Dataset rows =>
begin

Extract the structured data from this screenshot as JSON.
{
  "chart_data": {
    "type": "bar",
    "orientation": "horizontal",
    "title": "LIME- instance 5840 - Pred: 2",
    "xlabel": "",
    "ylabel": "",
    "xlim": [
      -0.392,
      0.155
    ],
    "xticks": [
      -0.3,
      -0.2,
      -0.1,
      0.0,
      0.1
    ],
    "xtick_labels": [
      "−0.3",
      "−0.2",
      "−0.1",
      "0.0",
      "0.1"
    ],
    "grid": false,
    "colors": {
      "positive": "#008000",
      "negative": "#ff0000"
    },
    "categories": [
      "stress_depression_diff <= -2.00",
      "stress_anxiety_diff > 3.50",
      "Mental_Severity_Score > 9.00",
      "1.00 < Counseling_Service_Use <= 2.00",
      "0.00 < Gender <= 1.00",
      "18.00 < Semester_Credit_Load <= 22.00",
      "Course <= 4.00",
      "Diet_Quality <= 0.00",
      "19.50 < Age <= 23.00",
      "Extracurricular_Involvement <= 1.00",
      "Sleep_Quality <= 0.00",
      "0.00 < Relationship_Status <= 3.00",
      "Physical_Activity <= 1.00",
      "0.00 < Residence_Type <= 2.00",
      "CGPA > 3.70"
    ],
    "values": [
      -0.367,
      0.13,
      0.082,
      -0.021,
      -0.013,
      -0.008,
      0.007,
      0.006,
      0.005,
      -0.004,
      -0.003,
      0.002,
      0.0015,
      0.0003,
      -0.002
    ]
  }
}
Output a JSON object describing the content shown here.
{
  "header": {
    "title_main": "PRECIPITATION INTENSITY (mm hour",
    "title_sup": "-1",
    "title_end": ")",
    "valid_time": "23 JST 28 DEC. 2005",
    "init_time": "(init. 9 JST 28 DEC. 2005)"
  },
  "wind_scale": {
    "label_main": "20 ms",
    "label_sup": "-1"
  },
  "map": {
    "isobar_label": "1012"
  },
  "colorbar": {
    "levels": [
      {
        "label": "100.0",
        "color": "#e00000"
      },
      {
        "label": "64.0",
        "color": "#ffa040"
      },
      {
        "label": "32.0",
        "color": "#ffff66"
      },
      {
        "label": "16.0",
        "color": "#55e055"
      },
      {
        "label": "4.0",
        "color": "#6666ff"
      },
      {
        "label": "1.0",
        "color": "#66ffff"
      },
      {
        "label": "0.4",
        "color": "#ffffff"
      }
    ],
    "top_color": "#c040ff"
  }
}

end

TASK => All of the data shown above must be copied exactly.

TASK RESULT =>
Extract the structured data from this screenshot as JSON.
{
  "chart_data": {
    "type": "bar",
    "orientation": "horizontal",
    "title": "LIME- instance 5840 - Pred: 2",
    "xlabel": "",
    "ylabel": "",
    "xlim": [
      -0.392,
      0.155
    ],
    "xticks": [
      -0.3,
      -0.2,
      -0.1,
      0.0,
      0.1
    ],
    "xtick_labels": [
      "−0.3",
      "−0.2",
      "−0.1",
      "0.0",
      "0.1"
    ],
    "grid": false,
    "colors": {
      "positive": "#008000",
      "negative": "#ff0000"
    },
    "categories": [
      "stress_depression_diff <= -2.00",
      "stress_anxiety_diff > 3.50",
      "Mental_Severity_Score > 9.00",
      "1.00 < Counseling_Service_Use <= 2.00",
      "0.00 < Gender <= 1.00",
      "18.00 < Semester_Credit_Load <= 22.00",
      "Course <= 4.00",
      "Diet_Quality <= 0.00",
      "19.50 < Age <= 23.00",
      "Extracurricular_Involvement <= 1.00",
      "Sleep_Quality <= 0.00",
      "0.00 < Relationship_Status <= 3.00",
      "Physical_Activity <= 1.00",
      "0.00 < Residence_Type <= 2.00",
      "CGPA > 3.70"
    ],
    "values": [
      -0.367,
      0.13,
      0.082,
      -0.021,
      -0.013,
      -0.008,
      0.007,
      0.006,
      0.005,
      -0.004,
      -0.003,
      0.002,
      0.0015,
      0.0003,
      -0.002
    ]
  }
}
Output a JSON object describing the content shown here.
{
  "header": {
    "title_main": "PRECIPITATION INTENSITY (mm hour",
    "title_sup": "-1",
    "title_end": ")",
    "valid_time": "23 JST 28 DEC. 2005",
    "init_time": "(init. 9 JST 28 DEC. 2005)"
  },
  "wind_scale": {
    "label_main": "20 ms",
    "label_sup": "-1"
  },
  "map": {
    "isobar_label": "1012"
  },
  "colorbar": {
    "levels": [
      {
        "label": "100.0",
        "color": "#e00000"
      },
      {
        "label": "64.0",
        "color": "#ffa040"
      },
      {
        "label": "32.0",
        "color": "#ffff66"
      },
      {
        "label": "16.0",
        "color": "#55e055"
      },
      {
        "label": "4.0",
        "color": "#6666ff"
      },
      {
        "label": "1.0",
        "color": "#66ffff"
      },
      {
        "label": "0.4",
        "color": "#ffffff"
      }
    ],
    "top_color": "#c040ff"
  }
}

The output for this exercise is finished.